[Dataset items]
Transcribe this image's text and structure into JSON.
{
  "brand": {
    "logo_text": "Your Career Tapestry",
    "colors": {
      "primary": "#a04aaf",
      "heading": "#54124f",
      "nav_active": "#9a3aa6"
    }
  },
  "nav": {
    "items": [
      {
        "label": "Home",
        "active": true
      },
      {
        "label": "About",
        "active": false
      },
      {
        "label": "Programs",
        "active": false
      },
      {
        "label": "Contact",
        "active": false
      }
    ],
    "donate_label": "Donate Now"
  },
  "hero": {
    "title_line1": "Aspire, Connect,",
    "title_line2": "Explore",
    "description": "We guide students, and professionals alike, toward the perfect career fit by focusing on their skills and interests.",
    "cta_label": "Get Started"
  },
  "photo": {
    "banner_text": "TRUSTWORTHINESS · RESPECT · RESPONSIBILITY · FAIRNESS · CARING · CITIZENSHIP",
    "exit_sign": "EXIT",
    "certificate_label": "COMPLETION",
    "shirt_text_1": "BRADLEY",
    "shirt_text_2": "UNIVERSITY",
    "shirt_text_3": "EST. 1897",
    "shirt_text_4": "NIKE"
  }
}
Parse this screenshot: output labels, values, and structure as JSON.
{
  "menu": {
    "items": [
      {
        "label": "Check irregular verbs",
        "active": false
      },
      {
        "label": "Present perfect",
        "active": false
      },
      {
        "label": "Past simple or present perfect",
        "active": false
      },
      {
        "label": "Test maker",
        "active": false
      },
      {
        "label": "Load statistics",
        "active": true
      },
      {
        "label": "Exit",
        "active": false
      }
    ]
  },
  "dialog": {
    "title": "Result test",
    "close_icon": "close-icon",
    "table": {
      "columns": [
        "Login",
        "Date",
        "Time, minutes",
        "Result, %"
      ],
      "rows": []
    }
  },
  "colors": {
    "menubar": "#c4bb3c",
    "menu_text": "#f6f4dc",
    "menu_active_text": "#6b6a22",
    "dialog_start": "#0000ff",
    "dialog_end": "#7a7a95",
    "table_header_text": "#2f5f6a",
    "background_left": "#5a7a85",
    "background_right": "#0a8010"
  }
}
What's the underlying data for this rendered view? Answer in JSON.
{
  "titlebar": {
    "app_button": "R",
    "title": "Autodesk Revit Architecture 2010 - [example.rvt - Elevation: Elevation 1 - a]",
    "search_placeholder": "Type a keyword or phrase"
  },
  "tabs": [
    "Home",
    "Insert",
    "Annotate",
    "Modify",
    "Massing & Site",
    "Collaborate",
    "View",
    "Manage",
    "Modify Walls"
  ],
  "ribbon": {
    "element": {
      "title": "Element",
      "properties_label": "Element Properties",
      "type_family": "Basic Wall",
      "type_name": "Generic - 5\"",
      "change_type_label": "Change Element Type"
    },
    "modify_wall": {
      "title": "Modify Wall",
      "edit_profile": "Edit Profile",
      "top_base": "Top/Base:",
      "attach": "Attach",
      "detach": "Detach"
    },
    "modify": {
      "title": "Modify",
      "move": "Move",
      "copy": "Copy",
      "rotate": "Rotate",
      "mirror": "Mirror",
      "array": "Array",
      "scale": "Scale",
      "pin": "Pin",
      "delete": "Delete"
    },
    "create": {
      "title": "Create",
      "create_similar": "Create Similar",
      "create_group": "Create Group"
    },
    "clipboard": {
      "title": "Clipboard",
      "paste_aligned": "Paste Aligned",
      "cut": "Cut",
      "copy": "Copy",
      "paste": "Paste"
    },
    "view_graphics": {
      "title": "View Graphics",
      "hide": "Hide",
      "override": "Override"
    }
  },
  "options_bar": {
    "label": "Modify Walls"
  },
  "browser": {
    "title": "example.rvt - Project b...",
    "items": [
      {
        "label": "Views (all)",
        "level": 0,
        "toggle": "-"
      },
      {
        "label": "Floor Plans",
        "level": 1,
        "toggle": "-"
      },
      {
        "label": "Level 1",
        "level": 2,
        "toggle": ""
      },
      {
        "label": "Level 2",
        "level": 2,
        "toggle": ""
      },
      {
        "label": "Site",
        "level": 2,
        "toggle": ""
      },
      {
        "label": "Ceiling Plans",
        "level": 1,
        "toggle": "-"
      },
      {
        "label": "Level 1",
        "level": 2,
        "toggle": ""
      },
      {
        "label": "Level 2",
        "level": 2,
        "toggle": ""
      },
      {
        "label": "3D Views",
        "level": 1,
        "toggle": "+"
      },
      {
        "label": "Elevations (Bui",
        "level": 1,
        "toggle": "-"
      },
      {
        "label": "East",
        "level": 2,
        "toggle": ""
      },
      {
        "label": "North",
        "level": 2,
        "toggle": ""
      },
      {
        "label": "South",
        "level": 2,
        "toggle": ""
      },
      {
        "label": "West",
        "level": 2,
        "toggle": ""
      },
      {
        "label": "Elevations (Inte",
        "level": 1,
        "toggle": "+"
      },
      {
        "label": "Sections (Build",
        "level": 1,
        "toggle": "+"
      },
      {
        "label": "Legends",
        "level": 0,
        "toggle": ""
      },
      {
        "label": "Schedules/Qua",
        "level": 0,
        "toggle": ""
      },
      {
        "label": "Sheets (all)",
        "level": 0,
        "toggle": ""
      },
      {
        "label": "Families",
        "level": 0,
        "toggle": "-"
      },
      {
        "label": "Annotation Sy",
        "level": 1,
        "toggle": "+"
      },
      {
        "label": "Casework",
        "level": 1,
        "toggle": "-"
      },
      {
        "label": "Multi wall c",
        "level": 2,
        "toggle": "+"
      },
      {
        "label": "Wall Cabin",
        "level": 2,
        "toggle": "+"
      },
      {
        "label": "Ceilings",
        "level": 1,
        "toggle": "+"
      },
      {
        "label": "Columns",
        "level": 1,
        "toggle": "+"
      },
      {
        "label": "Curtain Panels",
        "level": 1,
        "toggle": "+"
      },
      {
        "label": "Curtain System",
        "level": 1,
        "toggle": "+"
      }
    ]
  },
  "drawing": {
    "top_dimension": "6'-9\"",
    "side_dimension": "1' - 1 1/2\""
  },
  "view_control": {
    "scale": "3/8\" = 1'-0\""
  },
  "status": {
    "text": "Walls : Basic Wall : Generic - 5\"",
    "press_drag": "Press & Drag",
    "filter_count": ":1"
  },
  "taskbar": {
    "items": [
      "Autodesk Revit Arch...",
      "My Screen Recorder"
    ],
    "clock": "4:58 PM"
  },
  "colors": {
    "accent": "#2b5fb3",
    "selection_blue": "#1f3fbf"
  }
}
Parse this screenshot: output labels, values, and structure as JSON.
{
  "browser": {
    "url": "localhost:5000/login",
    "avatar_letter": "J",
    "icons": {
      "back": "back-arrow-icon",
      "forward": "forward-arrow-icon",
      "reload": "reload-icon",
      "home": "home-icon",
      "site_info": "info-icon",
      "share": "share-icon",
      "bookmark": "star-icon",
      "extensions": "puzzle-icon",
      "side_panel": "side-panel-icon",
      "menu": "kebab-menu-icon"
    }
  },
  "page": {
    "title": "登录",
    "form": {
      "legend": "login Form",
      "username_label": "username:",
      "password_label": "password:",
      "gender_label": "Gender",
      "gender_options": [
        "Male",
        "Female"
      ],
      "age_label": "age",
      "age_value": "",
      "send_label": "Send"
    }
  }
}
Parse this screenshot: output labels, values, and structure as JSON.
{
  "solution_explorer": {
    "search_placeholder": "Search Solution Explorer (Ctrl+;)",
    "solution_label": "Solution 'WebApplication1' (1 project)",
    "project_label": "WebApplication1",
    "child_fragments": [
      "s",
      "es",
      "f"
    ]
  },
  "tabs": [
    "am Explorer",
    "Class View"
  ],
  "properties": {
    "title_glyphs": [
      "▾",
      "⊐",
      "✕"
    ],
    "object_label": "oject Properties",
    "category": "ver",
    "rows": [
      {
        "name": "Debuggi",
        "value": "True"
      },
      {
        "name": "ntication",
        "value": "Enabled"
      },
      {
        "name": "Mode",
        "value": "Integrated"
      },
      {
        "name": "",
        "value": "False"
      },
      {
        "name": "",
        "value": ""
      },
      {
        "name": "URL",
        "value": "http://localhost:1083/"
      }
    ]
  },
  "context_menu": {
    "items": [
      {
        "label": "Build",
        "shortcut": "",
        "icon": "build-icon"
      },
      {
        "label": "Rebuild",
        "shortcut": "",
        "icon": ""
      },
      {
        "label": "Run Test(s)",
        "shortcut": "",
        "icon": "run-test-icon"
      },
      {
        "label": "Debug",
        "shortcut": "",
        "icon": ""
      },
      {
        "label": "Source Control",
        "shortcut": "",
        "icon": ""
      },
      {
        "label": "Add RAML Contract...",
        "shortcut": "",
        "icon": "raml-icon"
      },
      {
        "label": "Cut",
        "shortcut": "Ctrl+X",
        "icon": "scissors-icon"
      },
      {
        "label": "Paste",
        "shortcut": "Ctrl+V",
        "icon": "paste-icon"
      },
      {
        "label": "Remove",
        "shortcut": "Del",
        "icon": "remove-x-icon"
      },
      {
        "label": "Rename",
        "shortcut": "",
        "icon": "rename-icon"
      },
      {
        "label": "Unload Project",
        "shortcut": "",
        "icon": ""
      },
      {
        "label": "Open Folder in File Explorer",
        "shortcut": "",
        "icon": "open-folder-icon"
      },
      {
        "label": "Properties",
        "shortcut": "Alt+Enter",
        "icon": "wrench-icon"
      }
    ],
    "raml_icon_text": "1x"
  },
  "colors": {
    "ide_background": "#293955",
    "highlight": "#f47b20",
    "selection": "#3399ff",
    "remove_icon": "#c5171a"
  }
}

Given problem: Scan the data above and copy every line with "Elevations" in it.

Response for this exercise:
        "label": "Elevations (Bui",
        "label": "Elevations (Inte",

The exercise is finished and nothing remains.